The listing below should be printed exactly, every line of it. Skip the pictures.

### RECORDS TO USE
+ + + + +
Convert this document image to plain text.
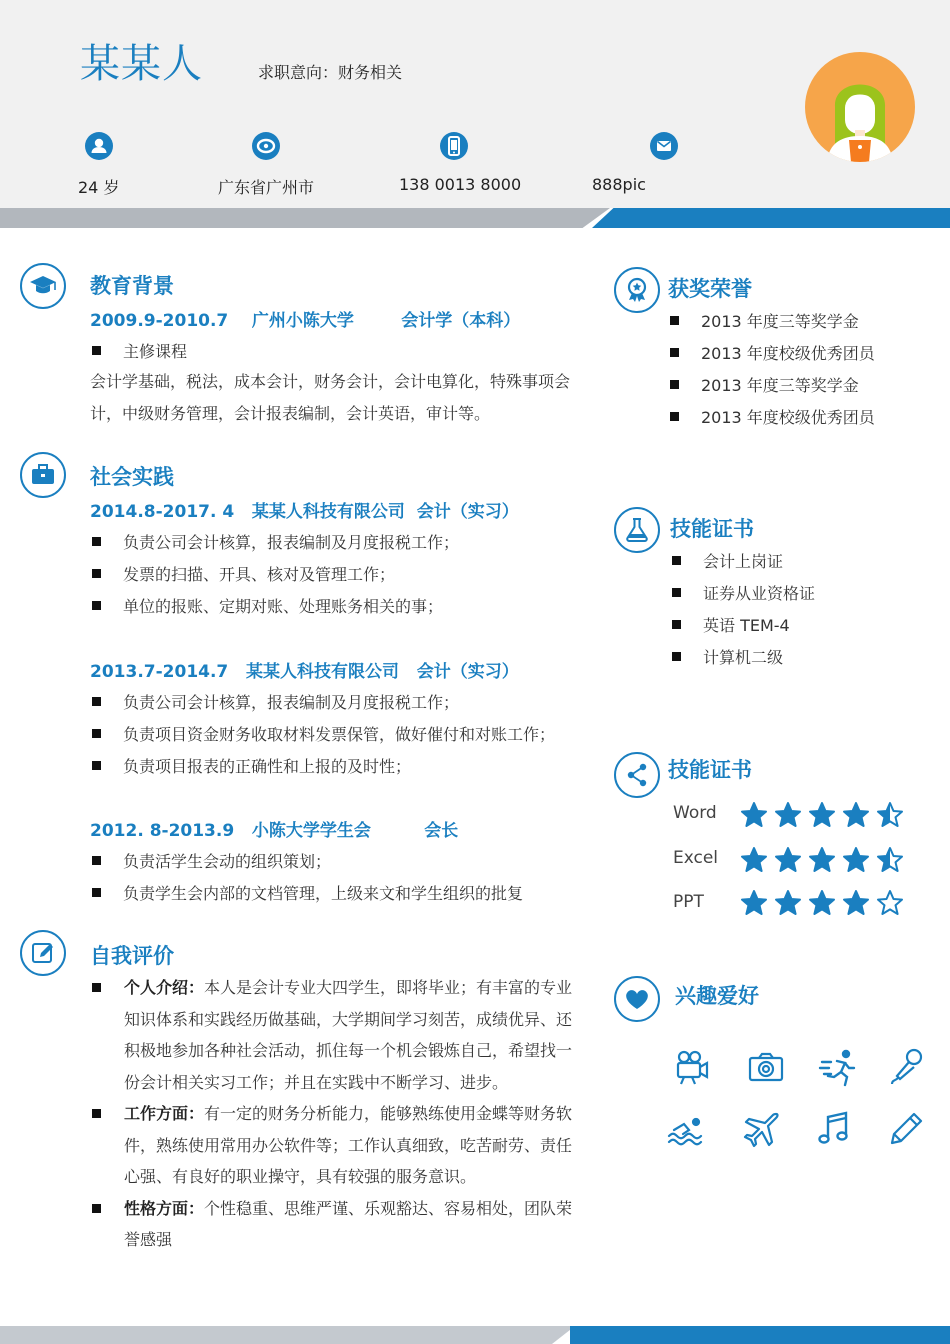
某某人	求职意向：财务相关
24 岁	广东省广州市	138 0013 8000	888pic
教育背景
2009.9-2010.7    广州小陈大学        会计学（本科）
主修课程
会计学基础，税法，成本会计，财务会计，会计电算化，特殊事项会计，中级财务管理，会计报表编制，会计英语，审计等。
社会实践
2014.8-2017. 4   某某人科技有限公司  会计（实习）
负责公司会计核算，报表编制及月度报税工作；
发票的扫描、开具、核对及管理工作；
单位的报账、定期对账、处理账务相关的事；
2013.7-2014.7   某某人科技有限公司   会计（实习）
负责公司会计核算，报表编制及月度报税工作；
负责项目资金财务收取材料发票保管，做好催付和对账工作；
负责项目报表的正确性和上报的及时性；
2012. 8-2013.9   小陈大学学生会         会长
负责活学生会动的组织策划；
负责学生会内部的文档管理，上级来文和学生组织的批复
自我评价
个人介绍：本人是会计专业大四学生，即将毕业；有丰富的专业知识体系和实践经历做基础，大学期间学习刻苦，成绩优异、还积极地参加各种社会活动，抓住每一个机会锻炼自己，希望找一份会计相关实习工作；并且在实践中不断学习、进步。
工作方面：有一定的财务分析能力，能够熟练使用金蝶等财务软件，熟练使用常用办公软件等；工作认真细致，吃苦耐劳、责任心强、有良好的职业操守，具有较强的服务意识。
性格方面：个性稳重、思维严谨、乐观豁达、容易相处，团队荣誉感强
获奖荣誉
2013 年度三等奖学金
2013 年度校级优秀团员
2013 年度三等奖学金
2013 年度校级优秀团员
技能证书
会计上岗证
证券从业资格证
英语 TEM-4
计算机二级
技能证书
Word
Excel
PPT
兴趣爱好
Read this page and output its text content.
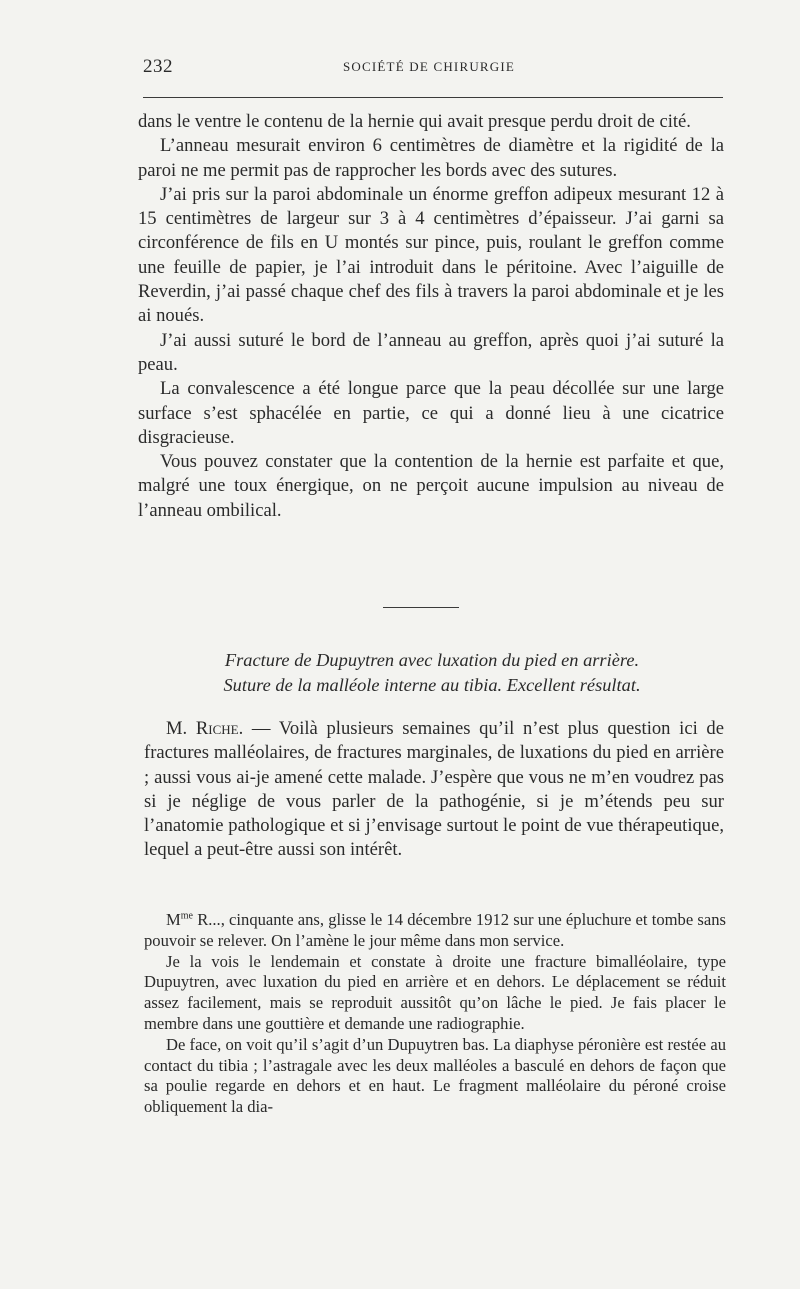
232	SOCIÉTÉ DE CHIRURGIE

dans le ventre le contenu de la hernie qui avait presque perdu droit de cité.

L’anneau mesurait environ 6 centimètres de diamètre et la rigidité de la paroi ne me permit pas de rapprocher les bords avec des sutures.

J’ai pris sur la paroi abdominale un énorme greffon adipeux mesurant 12 à 15 centimètres de largeur sur 3 à 4 centimètres d’épaisseur. J’ai garni sa circonférence de fils en U montés sur pince, puis, roulant le greffon comme une feuille de papier, je l’ai introduit dans le péritoine. Avec l’aiguille de Reverdin, j’ai passé chaque chef des fils à travers la paroi abdominale et je les ai noués.

J’ai aussi suturé le bord de l’anneau au greffon, après quoi j’ai suturé la peau.

La convalescence a été longue parce que la peau décollée sur une large surface s’est sphacélée en partie, ce qui a donné lieu à une cicatrice disgracieuse.

Vous pouvez constater que la contention de la hernie est parfaite et que, malgré une toux énergique, on ne perçoit aucune impulsion au niveau de l’anneau ombilical.

Fracture de Dupuytren avec luxation du pied en arrière.
Suture de la malléole interne au tibia. Excellent résultat.

M. Riche. — Voilà plusieurs semaines qu’il n’est plus question ici de fractures malléolaires, de fractures marginales, de luxations du pied en arrière ; aussi vous ai-je amené cette malade. J’espère que vous ne m’en voudrez pas si je néglige de vous parler de la pathogénie, si je m’étends peu sur l’anatomie pathologique et si j’envisage surtout le point de vue thérapeutique, lequel a peut-être aussi son intérêt.

$M^{me}$ R..., cinquante ans, glisse le 14 décembre 1912 sur une épluchure et tombe sans pouvoir se relever. On l’amène le jour même dans mon service.

Je la vois le lendemain et constate à droite une fracture bimalléolaire, type Dupuytren, avec luxation du pied en arrière et en dehors. Le déplacement se réduit assez facilement, mais se reproduit aussitôt qu’on lâche le pied. Je fais placer le membre dans une gouttière et demande une radiographie.

De face, on voit qu’il s’agit d’un Dupuytren bas. La diaphyse péronière est restée au contact du tibia ; l’astragale avec les deux malléoles a basculé en dehors de façon que sa poulie regarde en dehors et en haut. Le fragment malléolaire du péroné croise obliquement la dia-
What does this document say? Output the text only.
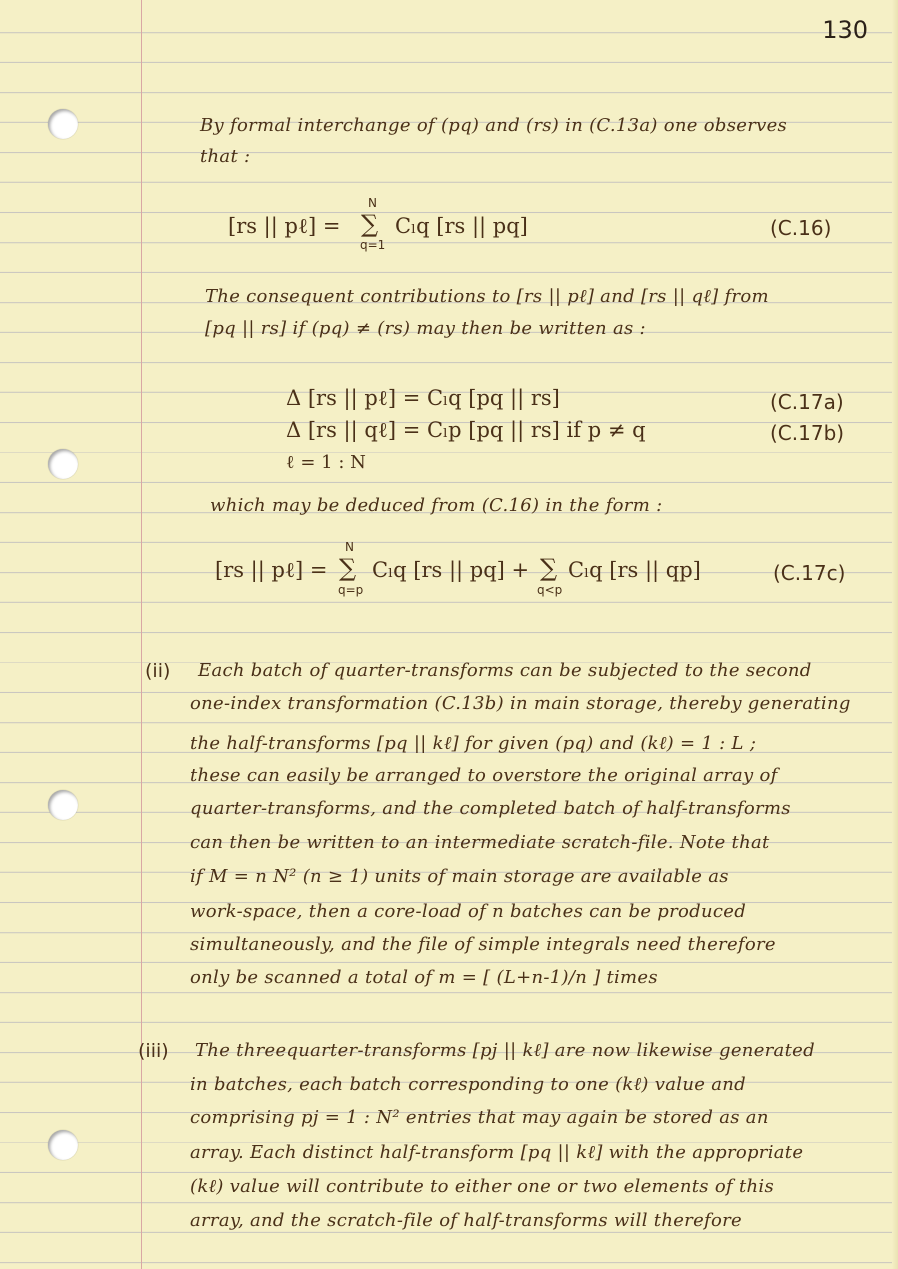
130
By formal interchange of (pq) and (rs) in (C.13a) one observes
that :
[rs || pℓ] =
N
∑
q=1
Cₗq [rs || pq]	(C.16)
The consequent contributions to [rs || pℓ] and [rs || qℓ] from
[pq || rs] if (pq) ≠ (rs) may then be written as :
Δ [rs || pℓ] = Cₗq [pq || rs]	(C.17a)
Δ [rs || qℓ] = Cₗp [pq || rs] if p ≠ q	(C.17b)
ℓ = 1 : N
which may be deduced from (C.16) in the form :
[rs || pℓ] =
N
∑
q=p
Cₗq [rs || pq] + ∑
q<p
Cₗq [rs || qp]	(C.17c)
(ii) Each batch of quarter-transforms can be subjected to the second
one-index transformation (C.13b) in main storage, thereby generating
the half-transforms [pq || kℓ] for given (pq) and (kℓ) = 1 : L ;
these can easily be arranged to overstore the original array of
quarter-transforms, and the completed batch of half-transforms
can then be written to an intermediate scratch-file. Note that
if M = n N² (n ≥ 1) units of main storage are available as
work-space, then a core-load of n batches can be produced
simultaneously, and the file of simple integrals need therefore
only be scanned a total of m = [ (L+n-1)/n ] times
(iii) The threequarter-transforms [pj || kℓ] are now likewise generated
in batches, each batch corresponding to one (kℓ) value and
comprising pj = 1 : N² entries that may again be stored as an
array. Each distinct half-transform [pq || kℓ] with the appropriate
(kℓ) value will contribute to either one or two elements of this
array, and the scratch-file of half-transforms will therefore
+ + + + +
### EXPECTED ANSWER
Convert this document image to plain text.
某某人	求职意向：财务相关
24 岁	广东省广州市	138 0013 8000	888pic
教育背景
2009.9-2010.7    广州小陈大学        会计学（本科）
主修课程
会计学基础，税法，成本会计，财务会计，会计电算化，特殊事项会计，中级财务管理，会计报表编制，会计英语，审计等。
社会实践
2014.8-2017. 4   某某人科技有限公司  会计（实习）
负责公司会计核算，报表编制及月度报税工作；
发票的扫描、开具、核对及管理工作；
单位的报账、定期对账、处理账务相关的事；
2013.7-2014.7   某某人科技有限公司   会计（实习）
负责公司会计核算，报表编制及月度报税工作；
负责项目资金财务收取材料发票保管，做好催付和对账工作；
负责项目报表的正确性和上报的及时性；
2012. 8-2013.9   小陈大学学生会         会长
负责活学生会动的组织策划；
负责学生会内部的文档管理，上级来文和学生组织的批复
自我评价
个人介绍：本人是会计专业大四学生，即将毕业；有丰富的专业知识体系和实践经历做基础，大学期间学习刻苦，成绩优异、还积极地参加各种社会活动，抓住每一个机会锻炼自己，希望找一份会计相关实习工作；并且在实践中不断学习、进步。
工作方面：有一定的财务分析能力，能够熟练使用金蝶等财务软件，熟练使用常用办公软件等；工作认真细致，吃苦耐劳、责任心强、有良好的职业操守，具有较强的服务意识。
性格方面：个性稳重、思维严谨、乐观豁达、容易相处，团队荣誉感强
获奖荣誉
2013 年度三等奖学金
2013 年度校级优秀团员
2013 年度三等奖学金
2013 年度校级优秀团员
技能证书
会计上岗证
证券从业资格证
英语 TEM-4
计算机二级
技能证书
Word
Excel
PPT
兴趣爱好
Read this page and output its text content.
232	SOCIÉTÉ DE CHIRURGIE

dans le ventre le contenu de la hernie qui avait presque perdu droit de cité.

L’anneau mesurait environ 6 centimètres de diamètre et la rigidité de la paroi ne me permit pas de rapprocher les bords avec des sutures.

J’ai pris sur la paroi abdominale un énorme greffon adipeux mesurant 12 à 15 centimètres de largeur sur 3 à 4 centimètres d’épaisseur. J’ai garni sa circonférence de fils en U montés sur pince, puis, roulant le greffon comme une feuille de papier, je l’ai introduit dans le péritoine. Avec l’aiguille de Reverdin, j’ai passé chaque chef des fils à travers la paroi abdominale et je les ai noués.

J’ai aussi suturé le bord de l’anneau au greffon, après quoi j’ai suturé la peau.

La convalescence a été longue parce que la peau décollée sur une large surface s’est sphacélée en partie, ce qui a donné lieu à une cicatrice disgracieuse.

Vous pouvez constater que la contention de la hernie est parfaite et que, malgré une toux énergique, on ne perçoit aucune impulsion au niveau de l’anneau ombilical.

Fracture de Dupuytren avec luxation du pied en arrière.
Suture de la malléole interne au tibia. Excellent résultat.

M. Riche. — Voilà plusieurs semaines qu’il n’est plus question ici de fractures malléolaires, de fractures marginales, de luxations du pied en arrière ; aussi vous ai-je amené cette malade. J’espère que vous ne m’en voudrez pas si je néglige de vous parler de la pathogénie, si je m’étends peu sur l’anatomie pathologique et si j’envisage surtout le point de vue thérapeutique, lequel a peut-être aussi son intérêt.

$M^{me}$ R..., cinquante ans, glisse le 14 décembre 1912 sur une épluchure et tombe sans pouvoir se relever. On l’amène le jour même dans mon service.

Je la vois le lendemain et constate à droite une fracture bimalléolaire, type Dupuytren, avec luxation du pied en arrière et en dehors. Le déplacement se réduit assez facilement, mais se reproduit aussitôt qu’on lâche le pied. Je fais placer le membre dans une gouttière et demande une radiographie.

De face, on voit qu’il s’agit d’un Dupuytren bas. La diaphyse péronière est restée au contact du tibia ; l’astragale avec les deux malléoles a basculé en dehors de façon que sa poulie regarde en dehors et en haut. Le fragment malléolaire du péroné croise obliquement la dia-
What does this document say? Output the text only.
130
By formal interchange of (pq) and (rs) in (C.13a) one observes
that :
[rs || pℓ] =
N
∑
q=1
Cₗq [rs || pq]	(C.16)
The consequent contributions to [rs || pℓ] and [rs || qℓ] from
[pq || rs] if (pq) ≠ (rs) may then be written as :
Δ [rs || pℓ] = Cₗq [pq || rs]	(C.17a)
Δ [rs || qℓ] = Cₗp [pq || rs] if p ≠ q	(C.17b)
ℓ = 1 : N
which may be deduced from (C.16) in the form :
[rs || pℓ] =
N
∑
q=p
Cₗq [rs || pq] + ∑
q<p
Cₗq [rs || qp]	(C.17c)
(ii) Each batch of quarter-transforms can be subjected to the second
one-index transformation (C.13b) in main storage, thereby generating
the half-transforms [pq || kℓ] for given (pq) and (kℓ) = 1 : L ;
these can easily be arranged to overstore the original array of
quarter-transforms, and the completed batch of half-transforms
can then be written to an intermediate scratch-file. Note that
if M = n N² (n ≥ 1) units of main storage are available as
work-space, then a core-load of n batches can be produced
simultaneously, and the file of simple integrals need therefore
only be scanned a total of m = [ (L+n-1)/n ] times
(iii) The threequarter-transforms [pj || kℓ] are now likewise generated
in batches, each batch corresponding to one (kℓ) value and
comprising pj = 1 : N² entries that may again be stored as an
array. Each distinct half-transform [pq || kℓ] with the appropriate
(kℓ) value will contribute to either one or two elements of this
array, and the scratch-file of half-transforms will therefore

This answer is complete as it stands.